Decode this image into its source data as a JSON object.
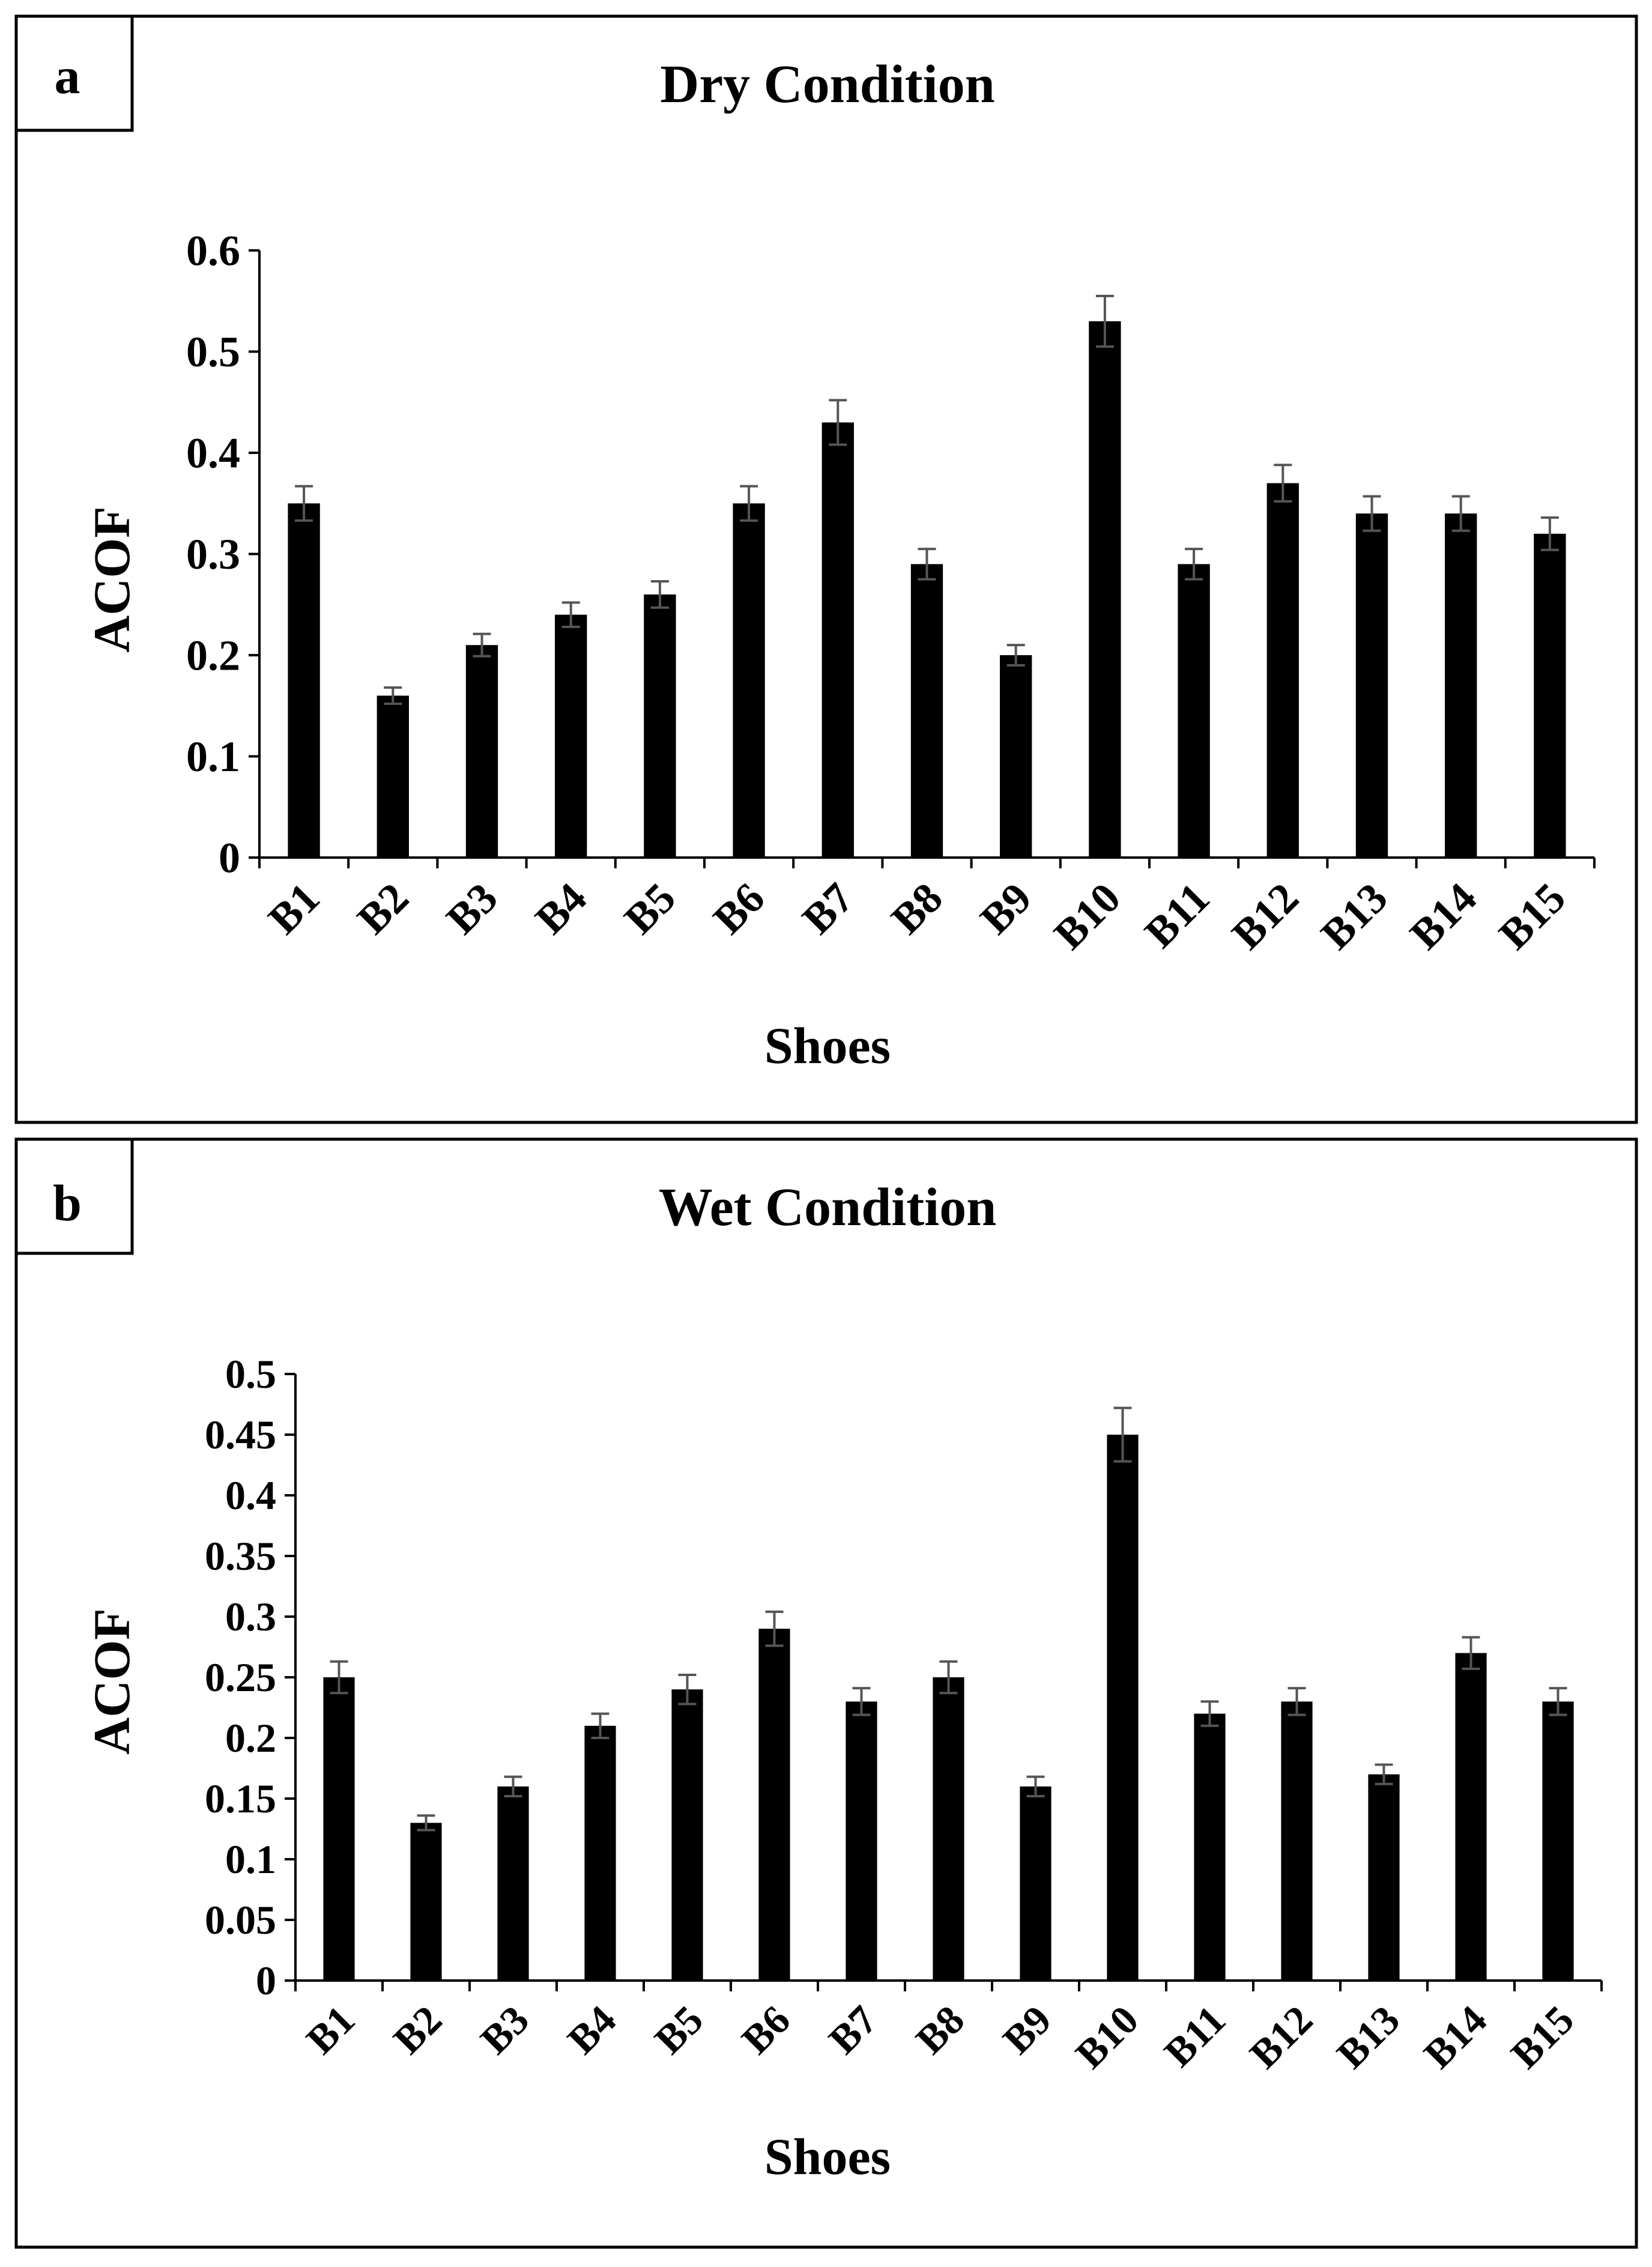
{
  "chart_data": [
    {
      "panel_label": "a",
      "type": "bar",
      "title": "Dry Condition",
      "xlabel": "Shoes",
      "ylabel": "ACOF",
      "ylim": [
        0,
        0.6
      ],
      "yticks": [
        "0",
        "0.1",
        "0.2",
        "0.3",
        "0.4",
        "0.5",
        "0.6"
      ],
      "categories": [
        "B1",
        "B2",
        "B3",
        "B4",
        "B5",
        "B6",
        "B7",
        "B8",
        "B9",
        "B10",
        "B11",
        "B12",
        "B13",
        "B14",
        "B15"
      ],
      "values": [
        0.35,
        0.16,
        0.21,
        0.24,
        0.26,
        0.35,
        0.43,
        0.29,
        0.2,
        0.53,
        0.29,
        0.37,
        0.34,
        0.34,
        0.32
      ],
      "errors": [
        0.017,
        0.008,
        0.011,
        0.012,
        0.013,
        0.017,
        0.022,
        0.015,
        0.01,
        0.025,
        0.015,
        0.018,
        0.017,
        0.017,
        0.016
      ],
      "bar_color": "#000000",
      "error_color": "#555555"
    },
    {
      "panel_label": "b",
      "type": "bar",
      "title": "Wet Condition",
      "xlabel": "Shoes",
      "ylabel": "ACOF",
      "ylim": [
        0,
        0.5
      ],
      "yticks": [
        "0",
        "0.05",
        "0.1",
        "0.15",
        "0.2",
        "0.25",
        "0.3",
        "0.35",
        "0.4",
        "0.45",
        "0.5"
      ],
      "categories": [
        "B1",
        "B2",
        "B3",
        "B4",
        "B5",
        "B6",
        "B7",
        "B8",
        "B9",
        "B10",
        "B11",
        "B12",
        "B13",
        "B14",
        "B15"
      ],
      "values": [
        0.25,
        0.13,
        0.16,
        0.21,
        0.24,
        0.29,
        0.23,
        0.25,
        0.16,
        0.45,
        0.22,
        0.23,
        0.17,
        0.27,
        0.23
      ],
      "errors": [
        0.013,
        0.006,
        0.008,
        0.01,
        0.012,
        0.014,
        0.011,
        0.013,
        0.008,
        0.022,
        0.01,
        0.011,
        0.008,
        0.013,
        0.011
      ],
      "bar_color": "#000000",
      "error_color": "#555555"
    }
  ]
}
_ _ _ _ _ _ _
To be done:
Look through the material above. Copy each line where the word "Condition" appears.

Answer in full:
      "title": "Dry Condition",
      "title": "Wet Condition",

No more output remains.